Saved data entries

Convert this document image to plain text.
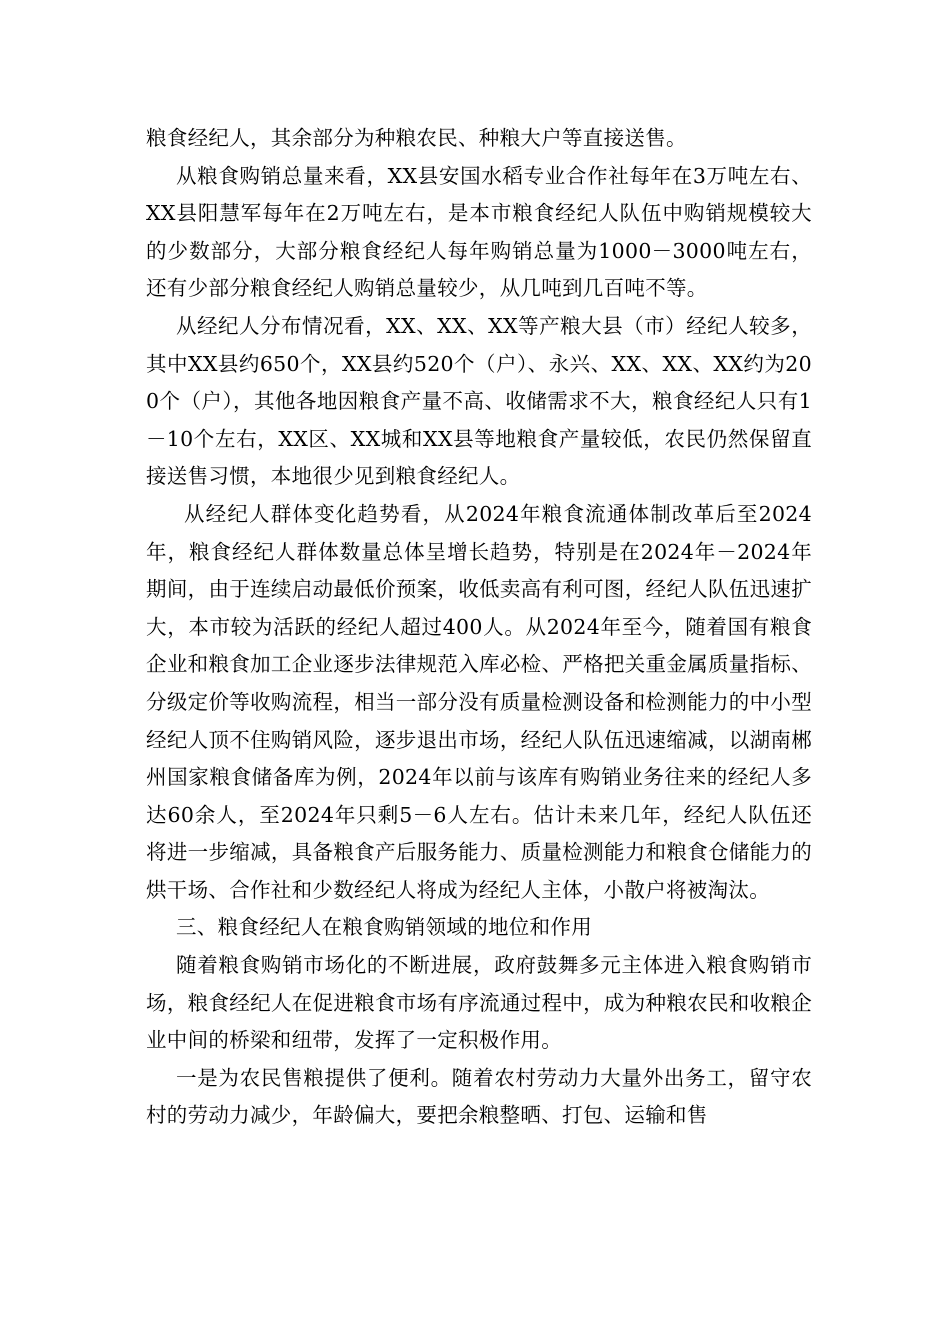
粮食经纪人，其余部分为种粮农民、种粮大户等直接送售。

从粮食购销总量来看，XX县安国水稻专业合作社每年在3万吨左右、XX县阳慧军每年在2万吨左右，是本市粮食经纪人队伍中购销规模较大的少数部分，大部分粮食经纪人每年购销总量为1000－3000吨左右，还有少部分粮食经纪人购销总量较少，从几吨到几百吨不等。

从经纪人分布情况看，XX、XX、XX等产粮大县（市）经纪人较多，其中XX县约650个，XX县约520个（户）、永兴、XX、XX、XX约为200个（户），其他各地因粮食产量不高、收储需求不大，粮食经纪人只有1－10个左右，XX区、XX城和XX县等地粮食产量较低，农民仍然保留直接送售习惯，本地很少见到粮食经纪人。

从经纪人群体变化趋势看，从2024年粮食流通体制改革后至2024年，粮食经纪人群体数量总体呈增长趋势，特别是在2024年－2024年期间，由于连续启动最低价预案，收低卖高有利可图，经纪人队伍迅速扩大，本市较为活跃的经纪人超过400人。从2024年至今，随着国有粮食企业和粮食加工企业逐步法律规范入库必检、严格把关重金属质量指标、分级定价等收购流程，相当一部分没有质量检测设备和检测能力的中小型经纪人顶不住购销风险，逐步退出市场，经纪人队伍迅速缩减，以湖南郴州国家粮食储备库为例，2024年以前与该库有购销业务往来的经纪人多达60余人，至2024年只剩5－6人左右。估计未来几年，经纪人队伍还将进一步缩减，具备粮食产后服务能力、质量检测能力和粮食仓储能力的烘干场、合作社和少数经纪人将成为经纪人主体，小散户将被淘汰。

三、粮食经纪人在粮食购销领域的地位和作用

随着粮食购销市场化的不断进展，政府鼓舞多元主体进入粮食购销市场，粮食经纪人在促进粮食市场有序流通过程中，成为种粮农民和收粮企业中间的桥梁和纽带，发挥了一定积极作用。

一是为农民售粮提供了便利。随着农村劳动力大量外出务工，留守农村的劳动力减少，年龄偏大，要把余粮整晒、打包、运输和售
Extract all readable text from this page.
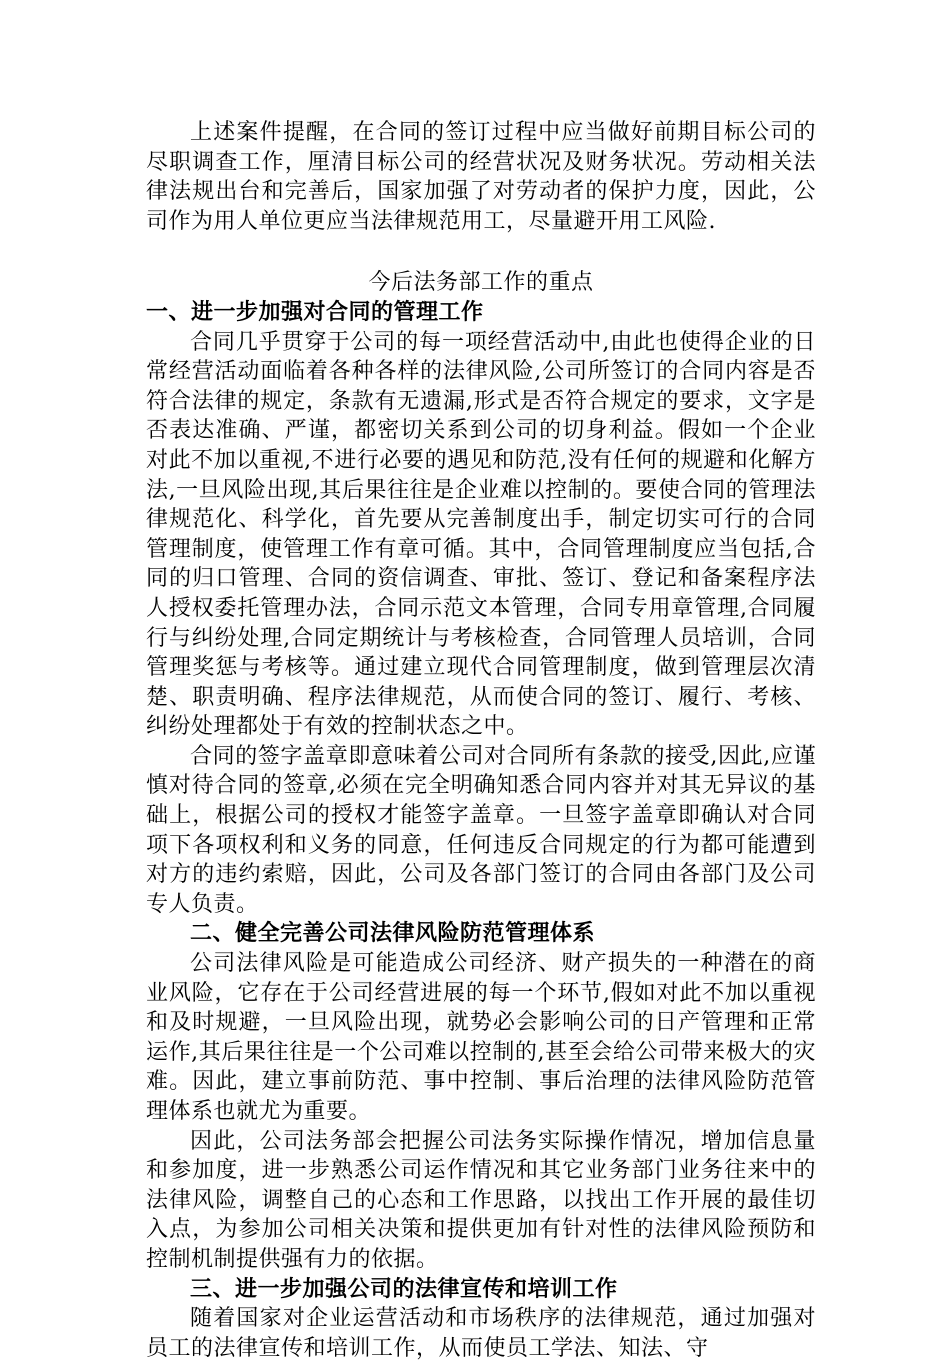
上述案件提醒，在合同的签订过程中应当做好前期目标公司的尽职调查工作，厘清目标公司的经营状况及财务状况。劳动相关法律法规出台和完善后，国家加强了对劳动者的保护力度，因此，公司作为用人单位更应当法律规范用工，尽量避开用工风险.

今后法务部工作的重点
一、进一步加强对合同的管理工作

合同几乎贯穿于公司的每一项经营活动中,由此也使得企业的日常经营活动面临着各种各样的法律风险,公司所签订的合同内容是否符合法律的规定，条款有无遗漏,形式是否符合规定的要求，文字是否表达准确、严谨，都密切关系到公司的切身利益。假如一个企业对此不加以重视,不进行必要的遇见和防范,没有任何的规避和化解方法,一旦风险出现,其后果往往是企业难以控制的。要使合同的管理法律规范化、科学化，首先要从完善制度出手，制定切实可行的合同管理制度，使管理工作有章可循。其中，合同管理制度应当包括,合同的归口管理、合同的资信调查、审批、签订、登记和备案程序法人授权委托管理办法，合同示范文本管理，合同专用章管理,合同履行与纠纷处理,合同定期统计与考核检查，合同管理人员培训，合同管理奖惩与考核等。通过建立现代合同管理制度，做到管理层次清楚、职责明确、程序法律规范，从而使合同的签订、履行、考核、纠纷处理都处于有效的控制状态之中。

合同的签字盖章即意味着公司对合同所有条款的接受,因此,应谨慎对待合同的签章,必须在完全明确知悉合同内容并对其无异议的基础上，根据公司的授权才能签字盖章。一旦签字盖章即确认对合同项下各项权利和义务的同意，任何违反合同规定的行为都可能遭到对方的违约索赔，因此，公司及各部门签订的合同由各部门及公司专人负责。

二、健全完善公司法律风险防范管理体系

公司法律风险是可能造成公司经济、财产损失的一种潜在的商业风险，它存在于公司经营进展的每一个环节,假如对此不加以重视和及时规避，一旦风险出现，就势必会影响公司的日产管理和正常运作,其后果往往是一个公司难以控制的,甚至会给公司带来极大的灾难。因此，建立事前防范、事中控制、事后治理的法律风险防范管理体系也就尤为重要。

因此，公司法务部会把握公司法务实际操作情况，增加信息量和参加度，进一步熟悉公司运作情况和其它业务部门业务往来中的法律风险，调整自己的心态和工作思路，以找出工作开展的最佳切入点，为参加公司相关决策和提供更加有针对性的法律风险预防和控制机制提供强有力的依据。

三、进一步加强公司的法律宣传和培训工作

随着国家对企业运营活动和市场秩序的法律规范，通过加强对员工的法律宣传和培训工作，从而使员工学法、知法、守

Requirements - Of the lines in the data above, how many contain the word "this"? Give only that figure.

Full response - 2